### Instruction
Reproduce the data that follows in its entirety, character for character.

____ Stored rows

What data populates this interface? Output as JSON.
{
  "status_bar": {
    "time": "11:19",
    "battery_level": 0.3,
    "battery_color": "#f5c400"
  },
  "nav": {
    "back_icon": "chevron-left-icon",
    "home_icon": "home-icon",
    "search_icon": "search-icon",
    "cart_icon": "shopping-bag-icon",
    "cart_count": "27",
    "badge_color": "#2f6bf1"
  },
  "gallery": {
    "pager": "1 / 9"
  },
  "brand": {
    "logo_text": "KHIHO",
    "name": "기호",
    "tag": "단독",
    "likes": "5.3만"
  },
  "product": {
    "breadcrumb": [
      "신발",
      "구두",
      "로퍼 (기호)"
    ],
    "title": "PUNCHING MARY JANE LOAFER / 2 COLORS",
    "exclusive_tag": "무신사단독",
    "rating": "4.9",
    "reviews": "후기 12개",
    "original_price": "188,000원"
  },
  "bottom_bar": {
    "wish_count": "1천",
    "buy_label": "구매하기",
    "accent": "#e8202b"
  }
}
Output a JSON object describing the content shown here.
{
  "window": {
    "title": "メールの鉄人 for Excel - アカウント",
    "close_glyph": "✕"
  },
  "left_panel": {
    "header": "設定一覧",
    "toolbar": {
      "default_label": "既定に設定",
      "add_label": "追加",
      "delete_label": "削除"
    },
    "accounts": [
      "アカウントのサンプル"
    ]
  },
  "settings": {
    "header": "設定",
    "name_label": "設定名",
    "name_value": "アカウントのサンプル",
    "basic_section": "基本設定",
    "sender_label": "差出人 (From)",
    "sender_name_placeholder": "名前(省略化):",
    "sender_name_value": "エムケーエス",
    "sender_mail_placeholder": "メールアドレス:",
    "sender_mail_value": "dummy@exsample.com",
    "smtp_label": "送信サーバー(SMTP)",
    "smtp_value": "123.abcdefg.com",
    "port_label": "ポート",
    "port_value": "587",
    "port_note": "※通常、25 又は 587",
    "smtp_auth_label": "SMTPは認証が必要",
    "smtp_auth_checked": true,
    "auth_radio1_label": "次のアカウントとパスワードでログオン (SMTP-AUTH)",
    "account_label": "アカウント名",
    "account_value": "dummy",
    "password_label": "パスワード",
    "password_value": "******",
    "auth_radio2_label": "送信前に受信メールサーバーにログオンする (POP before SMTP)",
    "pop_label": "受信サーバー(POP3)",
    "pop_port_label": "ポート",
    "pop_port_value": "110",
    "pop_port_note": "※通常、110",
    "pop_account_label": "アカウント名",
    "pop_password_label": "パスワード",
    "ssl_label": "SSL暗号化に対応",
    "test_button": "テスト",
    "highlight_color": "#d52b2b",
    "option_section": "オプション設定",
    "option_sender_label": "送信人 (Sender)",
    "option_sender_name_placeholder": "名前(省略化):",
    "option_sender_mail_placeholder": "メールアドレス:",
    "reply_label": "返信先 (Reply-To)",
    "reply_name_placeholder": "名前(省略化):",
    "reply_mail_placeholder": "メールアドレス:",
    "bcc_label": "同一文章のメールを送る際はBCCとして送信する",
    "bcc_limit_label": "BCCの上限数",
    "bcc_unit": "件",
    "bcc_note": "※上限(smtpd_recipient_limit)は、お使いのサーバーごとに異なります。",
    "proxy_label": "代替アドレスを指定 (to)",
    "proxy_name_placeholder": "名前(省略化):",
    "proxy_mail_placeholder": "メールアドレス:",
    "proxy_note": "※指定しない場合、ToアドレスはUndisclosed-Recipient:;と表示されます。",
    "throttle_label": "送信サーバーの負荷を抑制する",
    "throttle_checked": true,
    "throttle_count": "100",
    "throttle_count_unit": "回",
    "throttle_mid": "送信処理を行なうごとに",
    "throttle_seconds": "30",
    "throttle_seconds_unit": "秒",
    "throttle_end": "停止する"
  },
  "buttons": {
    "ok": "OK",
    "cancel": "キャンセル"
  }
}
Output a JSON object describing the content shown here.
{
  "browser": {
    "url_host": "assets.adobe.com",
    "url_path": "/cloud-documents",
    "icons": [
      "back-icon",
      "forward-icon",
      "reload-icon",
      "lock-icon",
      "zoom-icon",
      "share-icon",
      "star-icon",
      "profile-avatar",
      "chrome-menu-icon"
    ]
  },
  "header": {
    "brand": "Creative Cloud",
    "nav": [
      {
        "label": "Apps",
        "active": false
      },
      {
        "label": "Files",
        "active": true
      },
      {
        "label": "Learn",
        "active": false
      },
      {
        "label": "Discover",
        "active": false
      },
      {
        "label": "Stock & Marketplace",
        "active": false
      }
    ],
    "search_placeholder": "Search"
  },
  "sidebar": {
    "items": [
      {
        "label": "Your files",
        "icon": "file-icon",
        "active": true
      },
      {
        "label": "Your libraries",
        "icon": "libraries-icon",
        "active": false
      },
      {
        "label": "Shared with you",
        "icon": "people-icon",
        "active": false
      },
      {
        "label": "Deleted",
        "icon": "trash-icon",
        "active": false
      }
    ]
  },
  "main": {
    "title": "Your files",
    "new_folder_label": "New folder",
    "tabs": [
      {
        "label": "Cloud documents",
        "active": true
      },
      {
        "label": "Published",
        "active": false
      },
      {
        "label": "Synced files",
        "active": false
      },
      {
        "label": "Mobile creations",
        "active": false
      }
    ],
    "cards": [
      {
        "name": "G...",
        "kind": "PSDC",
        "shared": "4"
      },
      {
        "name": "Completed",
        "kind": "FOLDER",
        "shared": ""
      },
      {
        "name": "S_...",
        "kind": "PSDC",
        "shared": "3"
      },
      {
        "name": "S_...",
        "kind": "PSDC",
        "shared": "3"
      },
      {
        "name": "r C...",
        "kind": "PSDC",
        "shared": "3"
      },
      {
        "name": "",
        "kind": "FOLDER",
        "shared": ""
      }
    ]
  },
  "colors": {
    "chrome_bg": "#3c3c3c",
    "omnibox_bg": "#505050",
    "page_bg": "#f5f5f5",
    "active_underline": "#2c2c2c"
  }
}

________

### Exercise answer
What data populates this interface? Output as JSON.
{
  "status_bar": {
    "time": "11:19",
    "battery_level": 0.3,
    "battery_color": "#f5c400"
  },
  "nav": {
    "back_icon": "chevron-left-icon",
    "home_icon": "home-icon",
    "search_icon": "search-icon",
    "cart_icon": "shopping-bag-icon",
    "cart_count": "27",
    "badge_color": "#2f6bf1"
  },
  "gallery": {
    "pager": "1 / 9"
  },
  "brand": {
    "logo_text": "KHIHO",
    "name": "기호",
    "tag": "단독",
    "likes": "5.3만"
  },
  "product": {
    "breadcrumb": [
      "신발",
      "구두",
      "로퍼 (기호)"
    ],
    "title": "PUNCHING MARY JANE LOAFER / 2 COLORS",
    "exclusive_tag": "무신사단독",
    "rating": "4.9",
    "reviews": "후기 12개",
    "original_price": "188,000원"
  },
  "bottom_bar": {
    "wish_count": "1천",
    "buy_label": "구매하기",
    "accent": "#e8202b"
  }
}
Output a JSON object describing the content shown here.
{
  "window": {
    "title": "メールの鉄人 for Excel - アカウント",
    "close_glyph": "✕"
  },
  "left_panel": {
    "header": "設定一覧",
    "toolbar": {
      "default_label": "既定に設定",
      "add_label": "追加",
      "delete_label": "削除"
    },
    "accounts": [
      "アカウントのサンプル"
    ]
  },
  "settings": {
    "header": "設定",
    "name_label": "設定名",
    "name_value": "アカウントのサンプル",
    "basic_section": "基本設定",
    "sender_label": "差出人 (From)",
    "sender_name_placeholder": "名前(省略化):",
    "sender_name_value": "エムケーエス",
    "sender_mail_placeholder": "メールアドレス:",
    "sender_mail_value": "dummy@exsample.com",
    "smtp_label": "送信サーバー(SMTP)",
    "smtp_value": "123.abcdefg.com",
    "port_label": "ポート",
    "port_value": "587",
    "port_note": "※通常、25 又は 587",
    "smtp_auth_label": "SMTPは認証が必要",
    "smtp_auth_checked": true,
    "auth_radio1_label": "次のアカウントとパスワードでログオン (SMTP-AUTH)",
    "account_label": "アカウント名",
    "account_value": "dummy",
    "password_label": "パスワード",
    "password_value": "******",
    "auth_radio2_label": "送信前に受信メールサーバーにログオンする (POP before SMTP)",
    "pop_label": "受信サーバー(POP3)",
    "pop_port_label": "ポート",
    "pop_port_value": "110",
    "pop_port_note": "※通常、110",
    "pop_account_label": "アカウント名",
    "pop_password_label": "パスワード",
    "ssl_label": "SSL暗号化に対応",
    "test_button": "テスト",
    "highlight_color": "#d52b2b",
    "option_section": "オプション設定",
    "option_sender_label": "送信人 (Sender)",
    "option_sender_name_placeholder": "名前(省略化):",
    "option_sender_mail_placeholder": "メールアドレス:",
    "reply_label": "返信先 (Reply-To)",
    "reply_name_placeholder": "名前(省略化):",
    "reply_mail_placeholder": "メールアドレス:",
    "bcc_label": "同一文章のメールを送る際はBCCとして送信する",
    "bcc_limit_label": "BCCの上限数",
    "bcc_unit": "件",
    "bcc_note": "※上限(smtpd_recipient_limit)は、お使いのサーバーごとに異なります。",
    "proxy_label": "代替アドレスを指定 (to)",
    "proxy_name_placeholder": "名前(省略化):",
    "proxy_mail_placeholder": "メールアドレス:",
    "proxy_note": "※指定しない場合、ToアドレスはUndisclosed-Recipient:;と表示されます。",
    "throttle_label": "送信サーバーの負荷を抑制する",
    "throttle_checked": true,
    "throttle_count": "100",
    "throttle_count_unit": "回",
    "throttle_mid": "送信処理を行なうごとに",
    "throttle_seconds": "30",
    "throttle_seconds_unit": "秒",
    "throttle_end": "停止する"
  },
  "buttons": {
    "ok": "OK",
    "cancel": "キャンセル"
  }
}
Output a JSON object describing the content shown here.
{
  "browser": {
    "url_host": "assets.adobe.com",
    "url_path": "/cloud-documents",
    "icons": [
      "back-icon",
      "forward-icon",
      "reload-icon",
      "lock-icon",
      "zoom-icon",
      "share-icon",
      "star-icon",
      "profile-avatar",
      "chrome-menu-icon"
    ]
  },
  "header": {
    "brand": "Creative Cloud",
    "nav": [
      {
        "label": "Apps",
        "active": false
      },
      {
        "label": "Files",
        "active": true
      },
      {
        "label": "Learn",
        "active": false
      },
      {
        "label": "Discover",
        "active": false
      },
      {
        "label": "Stock & Marketplace",
        "active": false
      }
    ],
    "search_placeholder": "Search"
  },
  "sidebar": {
    "items": [
      {
        "label": "Your files",
        "icon": "file-icon",
        "active": true
      },
      {
        "label": "Your libraries",
        "icon": "libraries-icon",
        "active": false
      },
      {
        "label": "Shared with you",
        "icon": "people-icon",
        "active": false
      },
      {
        "label": "Deleted",
        "icon": "trash-icon",
        "active": false
      }
    ]
  },
  "main": {
    "title": "Your files",
    "new_folder_label": "New folder",
    "tabs": [
      {
        "label": "Cloud documents",
        "active": true
      },
      {
        "label": "Published",
        "active": false
      },
      {
        "label": "Synced files",
        "active": false
      },
      {
        "label": "Mobile creations",
        "active": false
      }
    ],
    "cards": [
      {
        "name": "G...",
        "kind": "PSDC",
        "shared": "4"
      },
      {
        "name": "Completed",
        "kind": "FOLDER",
        "shared": ""
      },
      {
        "name": "S_...",
        "kind": "PSDC",
        "shared": "3"
      },
      {
        "name": "S_...",
        "kind": "PSDC",
        "shared": "3"
      },
      {
        "name": "r C...",
        "kind": "PSDC",
        "shared": "3"
      },
      {
        "name": "",
        "kind": "FOLDER",
        "shared": ""
      }
    ]
  },
  "colors": {
    "chrome_bg": "#3c3c3c",
    "omnibox_bg": "#505050",
    "page_bg": "#f5f5f5",
    "active_underline": "#2c2c2c"
  }
}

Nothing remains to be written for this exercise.